§ PROBLEM STATEMENT:
Every line of the material below should be repeated exactly.

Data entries
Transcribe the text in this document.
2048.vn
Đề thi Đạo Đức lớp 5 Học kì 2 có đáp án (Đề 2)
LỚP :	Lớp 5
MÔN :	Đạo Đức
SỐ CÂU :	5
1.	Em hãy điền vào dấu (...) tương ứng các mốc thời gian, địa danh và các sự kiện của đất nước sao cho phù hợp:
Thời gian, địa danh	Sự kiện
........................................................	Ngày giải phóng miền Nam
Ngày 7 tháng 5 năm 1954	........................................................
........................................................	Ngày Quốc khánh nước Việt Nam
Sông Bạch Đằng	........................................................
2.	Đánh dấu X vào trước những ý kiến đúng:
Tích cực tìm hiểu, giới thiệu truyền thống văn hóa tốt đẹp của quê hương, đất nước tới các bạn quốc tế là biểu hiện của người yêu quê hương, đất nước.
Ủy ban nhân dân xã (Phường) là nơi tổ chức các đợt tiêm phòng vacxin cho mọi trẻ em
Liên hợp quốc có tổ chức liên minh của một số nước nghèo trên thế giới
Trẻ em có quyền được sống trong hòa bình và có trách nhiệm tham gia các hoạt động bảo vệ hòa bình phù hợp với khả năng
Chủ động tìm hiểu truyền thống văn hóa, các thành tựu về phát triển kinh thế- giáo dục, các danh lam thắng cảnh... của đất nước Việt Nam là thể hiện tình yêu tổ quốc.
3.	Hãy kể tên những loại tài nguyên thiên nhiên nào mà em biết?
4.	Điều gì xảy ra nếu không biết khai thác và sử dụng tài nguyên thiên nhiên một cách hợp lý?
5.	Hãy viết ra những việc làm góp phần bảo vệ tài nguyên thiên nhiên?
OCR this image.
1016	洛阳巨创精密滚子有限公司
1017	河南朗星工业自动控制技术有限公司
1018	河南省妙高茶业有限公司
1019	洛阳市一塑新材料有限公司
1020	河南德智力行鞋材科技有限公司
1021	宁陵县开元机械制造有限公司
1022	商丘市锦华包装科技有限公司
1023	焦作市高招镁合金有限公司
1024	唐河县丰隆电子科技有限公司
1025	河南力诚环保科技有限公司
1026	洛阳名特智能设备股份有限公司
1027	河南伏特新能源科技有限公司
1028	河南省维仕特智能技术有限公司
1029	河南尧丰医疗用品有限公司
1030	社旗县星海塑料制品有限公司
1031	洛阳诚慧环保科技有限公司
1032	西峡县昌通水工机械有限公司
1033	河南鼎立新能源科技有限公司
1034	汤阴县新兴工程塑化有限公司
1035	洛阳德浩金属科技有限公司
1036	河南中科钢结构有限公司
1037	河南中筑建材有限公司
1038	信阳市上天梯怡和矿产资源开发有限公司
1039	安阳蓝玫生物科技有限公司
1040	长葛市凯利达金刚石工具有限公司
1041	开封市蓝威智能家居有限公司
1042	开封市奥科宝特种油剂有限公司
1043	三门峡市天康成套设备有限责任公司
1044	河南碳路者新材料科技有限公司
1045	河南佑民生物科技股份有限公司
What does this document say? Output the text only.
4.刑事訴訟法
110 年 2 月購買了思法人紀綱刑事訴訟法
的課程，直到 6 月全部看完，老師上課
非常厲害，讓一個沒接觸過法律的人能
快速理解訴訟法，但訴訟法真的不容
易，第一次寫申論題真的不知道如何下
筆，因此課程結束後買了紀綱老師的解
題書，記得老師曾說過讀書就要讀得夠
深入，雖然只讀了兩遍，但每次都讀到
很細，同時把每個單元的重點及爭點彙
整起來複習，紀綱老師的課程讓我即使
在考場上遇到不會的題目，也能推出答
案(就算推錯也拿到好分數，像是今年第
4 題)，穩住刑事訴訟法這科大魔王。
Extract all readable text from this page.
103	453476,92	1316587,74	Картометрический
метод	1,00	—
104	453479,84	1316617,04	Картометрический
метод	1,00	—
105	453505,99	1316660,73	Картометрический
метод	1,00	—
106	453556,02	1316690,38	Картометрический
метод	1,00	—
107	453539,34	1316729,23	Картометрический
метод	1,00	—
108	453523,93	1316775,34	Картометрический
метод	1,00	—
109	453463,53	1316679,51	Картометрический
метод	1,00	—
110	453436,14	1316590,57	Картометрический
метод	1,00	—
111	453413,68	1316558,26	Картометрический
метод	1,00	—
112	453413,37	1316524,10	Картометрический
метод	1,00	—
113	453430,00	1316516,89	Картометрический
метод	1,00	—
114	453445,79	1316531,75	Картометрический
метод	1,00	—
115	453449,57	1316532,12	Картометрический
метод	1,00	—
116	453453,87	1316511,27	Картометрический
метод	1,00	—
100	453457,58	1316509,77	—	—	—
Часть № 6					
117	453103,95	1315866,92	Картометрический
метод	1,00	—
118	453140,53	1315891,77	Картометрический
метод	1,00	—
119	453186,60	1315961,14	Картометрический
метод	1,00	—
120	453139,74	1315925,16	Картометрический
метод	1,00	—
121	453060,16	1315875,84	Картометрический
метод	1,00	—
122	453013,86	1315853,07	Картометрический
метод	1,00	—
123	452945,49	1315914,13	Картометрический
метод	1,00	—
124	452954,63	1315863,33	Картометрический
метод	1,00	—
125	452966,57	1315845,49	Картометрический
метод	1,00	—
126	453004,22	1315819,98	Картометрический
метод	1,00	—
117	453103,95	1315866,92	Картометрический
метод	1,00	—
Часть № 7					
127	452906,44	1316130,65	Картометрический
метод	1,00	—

§ CORRECT ANSWER:
Transcribe the text in this document.
2048.vn
Đề thi Đạo Đức lớp 5 Học kì 2 có đáp án (Đề 2)
LỚP :	Lớp 5
MÔN :	Đạo Đức
SỐ CÂU :	5
1.	Em hãy điền vào dấu (...) tương ứng các mốc thời gian, địa danh và các sự kiện của đất nước sao cho phù hợp:
Thời gian, địa danh	Sự kiện
........................................................	Ngày giải phóng miền Nam
Ngày 7 tháng 5 năm 1954	........................................................
........................................................	Ngày Quốc khánh nước Việt Nam
Sông Bạch Đằng	........................................................
2.	Đánh dấu X vào trước những ý kiến đúng:
Tích cực tìm hiểu, giới thiệu truyền thống văn hóa tốt đẹp của quê hương, đất nước tới các bạn quốc tế là biểu hiện của người yêu quê hương, đất nước.
Ủy ban nhân dân xã (Phường) là nơi tổ chức các đợt tiêm phòng vacxin cho mọi trẻ em
Liên hợp quốc có tổ chức liên minh của một số nước nghèo trên thế giới
Trẻ em có quyền được sống trong hòa bình và có trách nhiệm tham gia các hoạt động bảo vệ hòa bình phù hợp với khả năng
Chủ động tìm hiểu truyền thống văn hóa, các thành tựu về phát triển kinh thế- giáo dục, các danh lam thắng cảnh... của đất nước Việt Nam là thể hiện tình yêu tổ quốc.
3.	Hãy kể tên những loại tài nguyên thiên nhiên nào mà em biết?
4.	Điều gì xảy ra nếu không biết khai thác và sử dụng tài nguyên thiên nhiên một cách hợp lý?
5.	Hãy viết ra những việc làm góp phần bảo vệ tài nguyên thiên nhiên?
OCR this image.
1016	洛阳巨创精密滚子有限公司
1017	河南朗星工业自动控制技术有限公司
1018	河南省妙高茶业有限公司
1019	洛阳市一塑新材料有限公司
1020	河南德智力行鞋材科技有限公司
1021	宁陵县开元机械制造有限公司
1022	商丘市锦华包装科技有限公司
1023	焦作市高招镁合金有限公司
1024	唐河县丰隆电子科技有限公司
1025	河南力诚环保科技有限公司
1026	洛阳名特智能设备股份有限公司
1027	河南伏特新能源科技有限公司
1028	河南省维仕特智能技术有限公司
1029	河南尧丰医疗用品有限公司
1030	社旗县星海塑料制品有限公司
1031	洛阳诚慧环保科技有限公司
1032	西峡县昌通水工机械有限公司
1033	河南鼎立新能源科技有限公司
1034	汤阴县新兴工程塑化有限公司
1035	洛阳德浩金属科技有限公司
1036	河南中科钢结构有限公司
1037	河南中筑建材有限公司
1038	信阳市上天梯怡和矿产资源开发有限公司
1039	安阳蓝玫生物科技有限公司
1040	长葛市凯利达金刚石工具有限公司
1041	开封市蓝威智能家居有限公司
1042	开封市奥科宝特种油剂有限公司
1043	三门峡市天康成套设备有限责任公司
1044	河南碳路者新材料科技有限公司
1045	河南佑民生物科技股份有限公司
What does this document say? Output the text only.
4.刑事訴訟法
110 年 2 月購買了思法人紀綱刑事訴訟法
的課程，直到 6 月全部看完，老師上課
非常厲害，讓一個沒接觸過法律的人能
快速理解訴訟法，但訴訟法真的不容
易，第一次寫申論題真的不知道如何下
筆，因此課程結束後買了紀綱老師的解
題書，記得老師曾說過讀書就要讀得夠
深入，雖然只讀了兩遍，但每次都讀到
很細，同時把每個單元的重點及爭點彙
整起來複習，紀綱老師的課程讓我即使
在考場上遇到不會的題目，也能推出答
案(就算推錯也拿到好分數，像是今年第
4 題)，穩住刑事訴訟法這科大魔王。
Extract all readable text from this page.
103	453476,92	1316587,74	Картометрический
метод	1,00	—
104	453479,84	1316617,04	Картометрический
метод	1,00	—
105	453505,99	1316660,73	Картометрический
метод	1,00	—
106	453556,02	1316690,38	Картометрический
метод	1,00	—
107	453539,34	1316729,23	Картометрический
метод	1,00	—
108	453523,93	1316775,34	Картометрический
метод	1,00	—
109	453463,53	1316679,51	Картометрический
метод	1,00	—
110	453436,14	1316590,57	Картометрический
метод	1,00	—
111	453413,68	1316558,26	Картометрический
метод	1,00	—
112	453413,37	1316524,10	Картометрический
метод	1,00	—
113	453430,00	1316516,89	Картометрический
метод	1,00	—
114	453445,79	1316531,75	Картометрический
метод	1,00	—
115	453449,57	1316532,12	Картометрический
метод	1,00	—
116	453453,87	1316511,27	Картометрический
метод	1,00	—
100	453457,58	1316509,77	—	—	—
Часть № 6					
117	453103,95	1315866,92	Картометрический
метод	1,00	—
118	453140,53	1315891,77	Картометрический
метод	1,00	—
119	453186,60	1315961,14	Картометрический
метод	1,00	—
120	453139,74	1315925,16	Картометрический
метод	1,00	—
121	453060,16	1315875,84	Картометрический
метод	1,00	—
122	453013,86	1315853,07	Картометрический
метод	1,00	—
123	452945,49	1315914,13	Картометрический
метод	1,00	—
124	452954,63	1315863,33	Картометрический
метод	1,00	—
125	452966,57	1315845,49	Картометрический
метод	1,00	—
126	453004,22	1315819,98	Картометрический
метод	1,00	—
117	453103,95	1315866,92	Картометрический
метод	1,00	—
Часть № 7					
127	452906,44	1316130,65	Картометрический
метод	1,00	—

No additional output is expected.